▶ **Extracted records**
⁂

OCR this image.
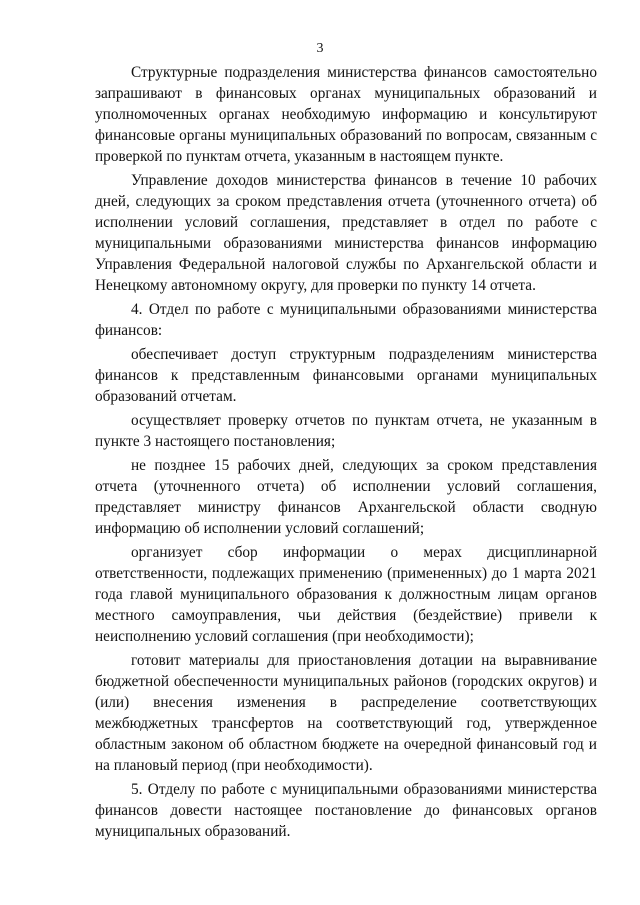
3

Структурные подразделения министерства финансов самостоятельно запрашивают в финансовых органах муниципальных образований и уполномоченных органах необходимую информацию и консультируют финансовые органы муниципальных образований по вопросам, связанным с проверкой по пунктам отчета, указанным в настоящем пункте.

Управление доходов министерства финансов в течение 10 рабочих дней, следующих за сроком представления отчета (уточненного отчета) об исполнении условий соглашения, представляет в отдел по работе с муниципальными образованиями министерства финансов информацию Управления Федеральной налоговой службы по Архангельской области и Ненецкому автономному округу, для проверки по пункту 14 отчета.

4. Отдел по работе с муниципальными образованиями министерства финансов:

обеспечивает доступ структурным подразделениям министерства финансов к представленным финансовыми органами муниципальных образований отчетам.

осуществляет проверку отчетов по пунктам отчета, не указанным в пункте 3 настоящего постановления;

не позднее 15 рабочих дней, следующих за сроком представления отчета (уточненного отчета) об исполнении условий соглашения, представляет министру финансов Архангельской области сводную информацию об исполнении условий соглашений;

организует сбор информации о мерах дисциплинарной ответственности, подлежащих применению (примененных) до 1 марта 2021 года главой муниципального образования к должностным лицам органов местного самоуправления, чьи действия (бездействие) привели к неисполнению условий соглашения (при необходимости);

готовит материалы для приостановления дотации на выравнивание бюджетной обеспеченности муниципальных районов (городских округов) и (или) внесения изменения в распределение соответствующих межбюджетных трансфертов на соответствующий год, утвержденное областным законом об областном бюджете на очередной финансовый год и на плановый период (при необходимости).

5. Отделу по работе с муниципальными образованиями министерства финансов довести настоящее постановление до финансовых органов муниципальных образований.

⁂

▶ **YOUR GOAL**
Transcribe the full listing character for character. Pictures are excluded.

▶ **IN RESPONSE**
OCR this image.
3

Структурные подразделения министерства финансов самостоятельно запрашивают в финансовых органах муниципальных образований и уполномоченных органах необходимую информацию и консультируют финансовые органы муниципальных образований по вопросам, связанным с проверкой по пунктам отчета, указанным в настоящем пункте.

Управление доходов министерства финансов в течение 10 рабочих дней, следующих за сроком представления отчета (уточненного отчета) об исполнении условий соглашения, представляет в отдел по работе с муниципальными образованиями министерства финансов информацию Управления Федеральной налоговой службы по Архангельской области и Ненецкому автономному округу, для проверки по пункту 14 отчета.

4. Отдел по работе с муниципальными образованиями министерства финансов:

обеспечивает доступ структурным подразделениям министерства финансов к представленным финансовыми органами муниципальных образований отчетам.

осуществляет проверку отчетов по пунктам отчета, не указанным в пункте 3 настоящего постановления;

не позднее 15 рабочих дней, следующих за сроком представления отчета (уточненного отчета) об исполнении условий соглашения, представляет министру финансов Архангельской области сводную информацию об исполнении условий соглашений;

организует сбор информации о мерах дисциплинарной ответственности, подлежащих применению (примененных) до 1 марта 2021 года главой муниципального образования к должностным лицам органов местного самоуправления, чьи действия (бездействие) привели к неисполнению условий соглашения (при необходимости);

готовит материалы для приостановления дотации на выравнивание бюджетной обеспеченности муниципальных районов (городских округов) и (или) внесения изменения в распределение соответствующих межбюджетных трансфертов на соответствующий год, утвержденное областным законом об областном бюджете на очередной финансовый год и на плановый период (при необходимости).

5. Отделу по работе с муниципальными образованиями министерства финансов довести настоящее постановление до финансовых органов муниципальных образований.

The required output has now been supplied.